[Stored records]
-- BEGIN --

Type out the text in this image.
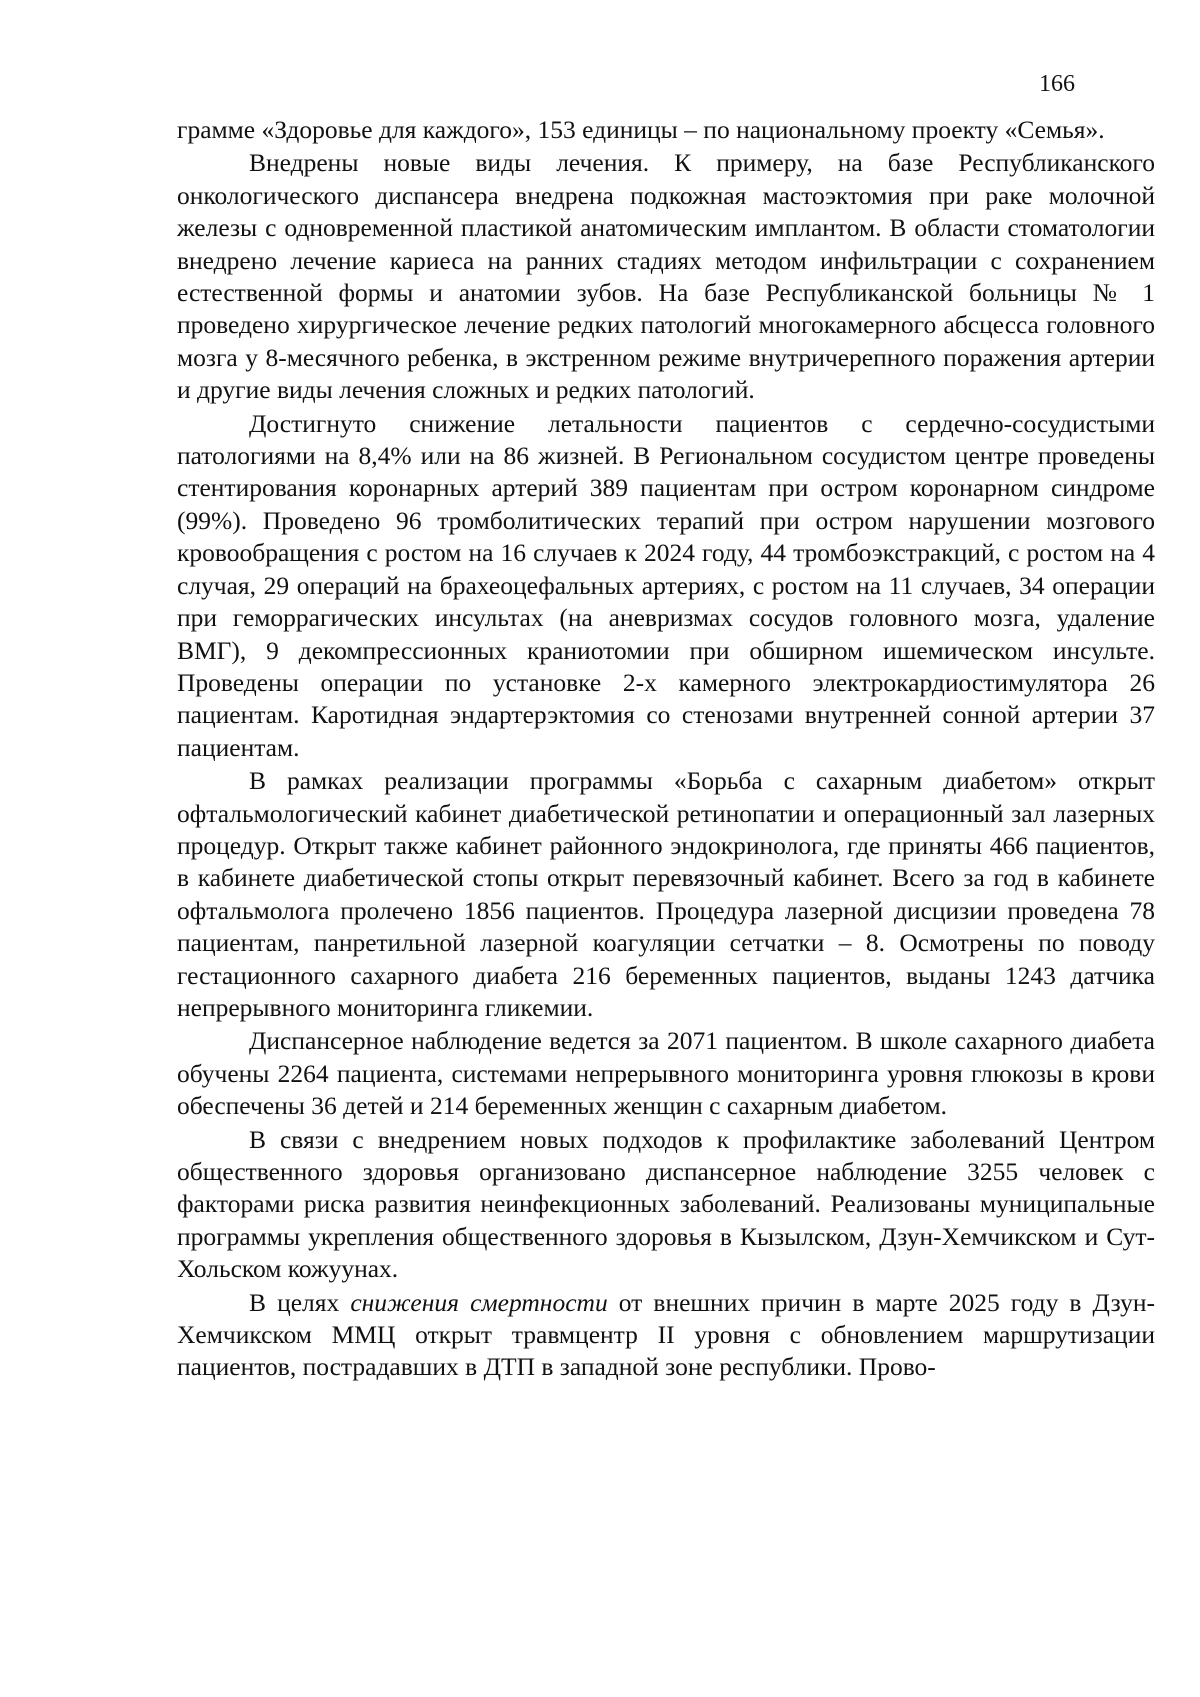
166

грамме «Здоровье для каждого», 153 единицы – по национальному проекту «Семья».

Внедрены новые виды лечения. К примеру, на базе Республиканского онкологического диспансера внедрена подкожная мастоэктомия при раке молочной железы с одновременной пластикой анатомическим имплантом. В области стоматологии внедрено лечение кариеса на ранних стадиях методом инфильтрации с сохранением естественной формы и анатомии зубов. На базе Республиканской больницы № 1 проведено хирургическое лечение редких патологий многокамерного абсцесса головного мозга у 8-месячного ребенка, в экстренном режиме внутричерепного поражения артерии и другие виды лечения сложных и редких патологий.

Достигнуто снижение летальности пациентов с сердечно-сосудистыми патологиями на 8,4% или на 86 жизней. В Региональном сосудистом центре проведены стентирования коронарных артерий 389 пациентам при остром коронарном синдроме (99%). Проведено 96 тромболитических терапий при остром нарушении мозгового кровообращения с ростом на 16 случаев к 2024 году, 44 тромбоэкстракций, с ростом на 4 случая, 29 операций на брахеоцефальных артериях, с ростом на 11 случаев, 34 операции при геморрагических инсультах (на аневризмах сосудов головного мозга, удаление ВМГ), 9 декомпрессионных краниотомии при обширном ишемическом инсульте. Проведены операции по установке 2-х камерного электрокардиостимулятора 26 пациентам. Каротидная эндартерэктомия со стенозами внутренней сонной артерии 37 пациентам.

В рамках реализации программы «Борьба с сахарным диабетом» открыт офтальмологический кабинет диабетической ретинопатии и операционный зал лазерных процедур. Открыт также кабинет районного эндокринолога, где приняты 466 пациентов, в кабинете диабетической стопы открыт перевязочный кабинет. Всего за год в кабинете офтальмолога пролечено 1856 пациентов. Процедура лазерной дисцизии проведена 78 пациентам, панретильной лазерной коагуляции сетчатки – 8. Осмотрены по поводу гестационного сахарного диабета 216 беременных пациентов, выданы 1243 датчика непрерывного мониторинга гликемии.

Диспансерное наблюдение ведется за 2071 пациентом. В школе сахарного диабета обучены 2264 пациента, системами непрерывного мониторинга уровня глюкозы в крови обеспечены 36 детей и 214 беременных женщин с сахарным диабетом.

В связи с внедрением новых подходов к профилактике заболеваний Центром общественного здоровья организовано диспансерное наблюдение 3255 человек с факторами риска развития неинфекционных заболеваний. Реализованы муниципальные программы укрепления общественного здоровья в Кызылском, Дзун-Хемчикском и Сут-Хольском кожуунах.

В целях снижения смертности от внешних причин в марте 2025 году в Дзун-Хемчикском ММЦ открыт травмцентр II уровня с обновлением маршрутизации пациентов, пострадавших в ДТП в западной зоне республики. Прово-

-- END --

> _Goal_
Omit every picture, and otherwise quote the entries exactly.

> _Response below_
Type out the text in this image.
166

грамме «Здоровье для каждого», 153 единицы – по национальному проекту «Семья».

Внедрены новые виды лечения. К примеру, на базе Республиканского онкологического диспансера внедрена подкожная мастоэктомия при раке молочной железы с одновременной пластикой анатомическим имплантом. В области стоматологии внедрено лечение кариеса на ранних стадиях методом инфильтрации с сохранением естественной формы и анатомии зубов. На базе Республиканской больницы № 1 проведено хирургическое лечение редких патологий многокамерного абсцесса головного мозга у 8-месячного ребенка, в экстренном режиме внутричерепного поражения артерии и другие виды лечения сложных и редких патологий.

Достигнуто снижение летальности пациентов с сердечно-сосудистыми патологиями на 8,4% или на 86 жизней. В Региональном сосудистом центре проведены стентирования коронарных артерий 389 пациентам при остром коронарном синдроме (99%). Проведено 96 тромболитических терапий при остром нарушении мозгового кровообращения с ростом на 16 случаев к 2024 году, 44 тромбоэкстракций, с ростом на 4 случая, 29 операций на брахеоцефальных артериях, с ростом на 11 случаев, 34 операции при геморрагических инсультах (на аневризмах сосудов головного мозга, удаление ВМГ), 9 декомпрессионных краниотомии при обширном ишемическом инсульте. Проведены операции по установке 2-х камерного электрокардиостимулятора 26 пациентам. Каротидная эндартерэктомия со стенозами внутренней сонной артерии 37 пациентам.

В рамках реализации программы «Борьба с сахарным диабетом» открыт офтальмологический кабинет диабетической ретинопатии и операционный зал лазерных процедур. Открыт также кабинет районного эндокринолога, где приняты 466 пациентов, в кабинете диабетической стопы открыт перевязочный кабинет. Всего за год в кабинете офтальмолога пролечено 1856 пациентов. Процедура лазерной дисцизии проведена 78 пациентам, панретильной лазерной коагуляции сетчатки – 8. Осмотрены по поводу гестационного сахарного диабета 216 беременных пациентов, выданы 1243 датчика непрерывного мониторинга гликемии.

Диспансерное наблюдение ведется за 2071 пациентом. В школе сахарного диабета обучены 2264 пациента, системами непрерывного мониторинга уровня глюкозы в крови обеспечены 36 детей и 214 беременных женщин с сахарным диабетом.

В связи с внедрением новых подходов к профилактике заболеваний Центром общественного здоровья организовано диспансерное наблюдение 3255 человек с факторами риска развития неинфекционных заболеваний. Реализованы муниципальные программы укрепления общественного здоровья в Кызылском, Дзун-Хемчикском и Сут-Хольском кожуунах.

В целях снижения смертности от внешних причин в марте 2025 году в Дзун-Хемчикском ММЦ открыт травмцентр II уровня с обновлением маршрутизации пациентов, пострадавших в ДТП в западной зоне республики. Прово-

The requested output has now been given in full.